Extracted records
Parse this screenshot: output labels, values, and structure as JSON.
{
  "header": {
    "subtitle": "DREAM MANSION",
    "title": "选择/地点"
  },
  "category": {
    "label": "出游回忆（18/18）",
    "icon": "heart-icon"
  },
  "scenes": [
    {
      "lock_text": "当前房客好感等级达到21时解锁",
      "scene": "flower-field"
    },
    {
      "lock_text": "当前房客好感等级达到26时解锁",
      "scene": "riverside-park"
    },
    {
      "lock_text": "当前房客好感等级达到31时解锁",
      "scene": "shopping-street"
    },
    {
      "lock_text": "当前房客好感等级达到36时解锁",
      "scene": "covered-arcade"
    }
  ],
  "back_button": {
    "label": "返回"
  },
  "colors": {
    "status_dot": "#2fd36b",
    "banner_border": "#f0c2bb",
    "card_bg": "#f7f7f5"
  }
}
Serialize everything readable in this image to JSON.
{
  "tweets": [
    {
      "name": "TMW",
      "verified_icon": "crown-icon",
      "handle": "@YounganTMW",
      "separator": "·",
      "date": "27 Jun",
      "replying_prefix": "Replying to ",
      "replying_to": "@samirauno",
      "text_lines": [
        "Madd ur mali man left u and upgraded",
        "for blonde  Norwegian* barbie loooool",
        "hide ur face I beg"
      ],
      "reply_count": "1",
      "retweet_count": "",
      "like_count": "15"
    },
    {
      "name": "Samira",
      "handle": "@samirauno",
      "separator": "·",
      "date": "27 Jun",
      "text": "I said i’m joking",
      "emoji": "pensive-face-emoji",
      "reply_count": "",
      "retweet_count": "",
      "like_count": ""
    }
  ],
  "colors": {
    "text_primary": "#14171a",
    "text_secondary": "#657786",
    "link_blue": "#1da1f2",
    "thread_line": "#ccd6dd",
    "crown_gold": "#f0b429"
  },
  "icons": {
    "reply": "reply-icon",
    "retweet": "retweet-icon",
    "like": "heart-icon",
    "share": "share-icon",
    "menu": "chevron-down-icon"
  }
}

Work required: Repeat every entry exactly, please.

Output for this exercise:
Parse this screenshot: output labels, values, and structure as JSON.
{
  "header": {
    "subtitle": "DREAM MANSION",
    "title": "选择/地点"
  },
  "category": {
    "label": "出游回忆（18/18）",
    "icon": "heart-icon"
  },
  "scenes": [
    {
      "lock_text": "当前房客好感等级达到21时解锁",
      "scene": "flower-field"
    },
    {
      "lock_text": "当前房客好感等级达到26时解锁",
      "scene": "riverside-park"
    },
    {
      "lock_text": "当前房客好感等级达到31时解锁",
      "scene": "shopping-street"
    },
    {
      "lock_text": "当前房客好感等级达到36时解锁",
      "scene": "covered-arcade"
    }
  ],
  "back_button": {
    "label": "返回"
  },
  "colors": {
    "status_dot": "#2fd36b",
    "banner_border": "#f0c2bb",
    "card_bg": "#f7f7f5"
  }
}
Serialize everything readable in this image to JSON.
{
  "tweets": [
    {
      "name": "TMW",
      "verified_icon": "crown-icon",
      "handle": "@YounganTMW",
      "separator": "·",
      "date": "27 Jun",
      "replying_prefix": "Replying to ",
      "replying_to": "@samirauno",
      "text_lines": [
        "Madd ur mali man left u and upgraded",
        "for blonde  Norwegian* barbie loooool",
        "hide ur face I beg"
      ],
      "reply_count": "1",
      "retweet_count": "",
      "like_count": "15"
    },
    {
      "name": "Samira",
      "handle": "@samirauno",
      "separator": "·",
      "date": "27 Jun",
      "text": "I said i’m joking",
      "emoji": "pensive-face-emoji",
      "reply_count": "",
      "retweet_count": "",
      "like_count": ""
    }
  ],
  "colors": {
    "text_primary": "#14171a",
    "text_secondary": "#657786",
    "link_blue": "#1da1f2",
    "thread_line": "#ccd6dd",
    "crown_gold": "#f0b429"
  },
  "icons": {
    "reply": "reply-icon",
    "retweet": "retweet-icon",
    "like": "heart-icon",
    "share": "share-icon",
    "menu": "chevron-down-icon"
  }
}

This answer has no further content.